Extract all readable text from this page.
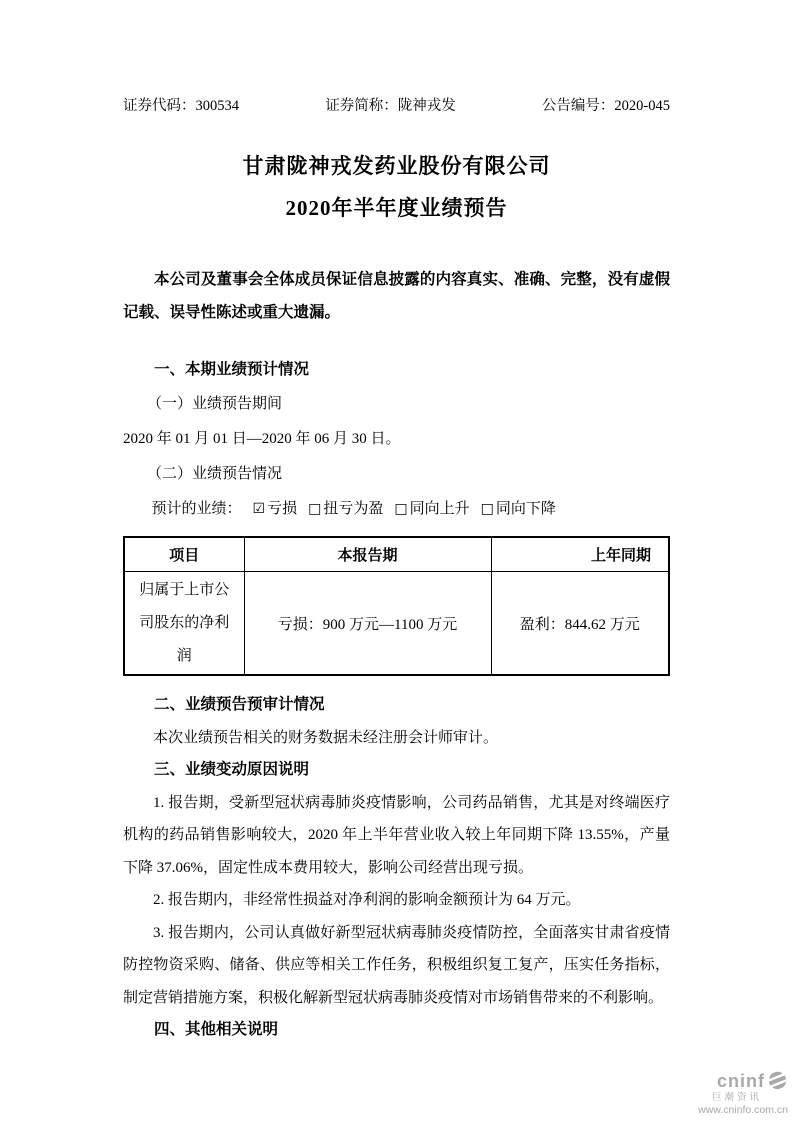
证券代码：300534	证券简称：陇神戎发	公告编号：2020-045
甘肃陇神戎发药业股份有限公司
2020年半年度业绩预告

本公司及董事会全体成员保证信息披露的内容真实、准确、完整，没有虚假记载、误导性陈述或重大遗漏。

一、本期业绩预计情况

（一）业绩预告期间

2020 年 01 月 01 日—2020 年 06 月 30 日。

（二）业绩预告情况

预计的业绩： ☑ 亏损 □ 扭亏为盈 □ 同向上升 □ 同向下降

项目	本报告期	上年同期
归属于上市公司股东的净利润	亏损：900 万元—1100 万元	盈利：844.62 万元

二、业绩预告预审计情况

本次业绩预告相关的财务数据未经注册会计师审计。

三、业绩变动原因说明

1. 报告期，受新型冠状病毒肺炎疫情影响，公司药品销售，尤其是对终端医疗机构的药品销售影响较大，2020 年上半年营业收入较上年同期下降 13.55%，产量下降 37.06%，固定性成本费用较大，影响公司经营出现亏损。

2. 报告期内，非经常性损益对净利润的影响金额预计为 64 万元。

3. 报告期内，公司认真做好新型冠状病毒肺炎疫情防控，全面落实甘肃省疫情防控物资采购、储备、供应等相关工作任务，积极组织复工复产，压实任务指标，制定营销措施方案，积极化解新型冠状病毒肺炎疫情对市场销售带来的不利影响。

四、其他相关说明

cninf
巨潮资讯
www.cninfo.com.cn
.....
DIRECTIONS | Transcribe the material exactly, and leave out whatever pictures it holds.

RESULT OF THIS TASK |
Extract all readable text from this page.
证券代码：300534	证券简称：陇神戎发	公告编号：2020-045
甘肃陇神戎发药业股份有限公司
2020年半年度业绩预告

本公司及董事会全体成员保证信息披露的内容真实、准确、完整，没有虚假记载、误导性陈述或重大遗漏。

一、本期业绩预计情况

（一）业绩预告期间

2020 年 01 月 01 日—2020 年 06 月 30 日。

（二）业绩预告情况

预计的业绩： ☑ 亏损 □ 扭亏为盈 □ 同向上升 □ 同向下降

项目	本报告期	上年同期
归属于上市公司股东的净利润	亏损：900 万元—1100 万元	盈利：844.62 万元

二、业绩预告预审计情况

本次业绩预告相关的财务数据未经注册会计师审计。

三、业绩变动原因说明

1. 报告期，受新型冠状病毒肺炎疫情影响，公司药品销售，尤其是对终端医疗机构的药品销售影响较大，2020 年上半年营业收入较上年同期下降 13.55%，产量下降 37.06%，固定性成本费用较大，影响公司经营出现亏损。

2. 报告期内，非经常性损益对净利润的影响金额预计为 64 万元。

3. 报告期内，公司认真做好新型冠状病毒肺炎疫情防控，全面落实甘肃省疫情防控物资采购、储备、供应等相关工作任务，积极组织复工复产，压实任务指标，制定营销措施方案，积极化解新型冠状病毒肺炎疫情对市场销售带来的不利影响。

四、其他相关说明

cninf
巨潮资讯
www.cninfo.com.cn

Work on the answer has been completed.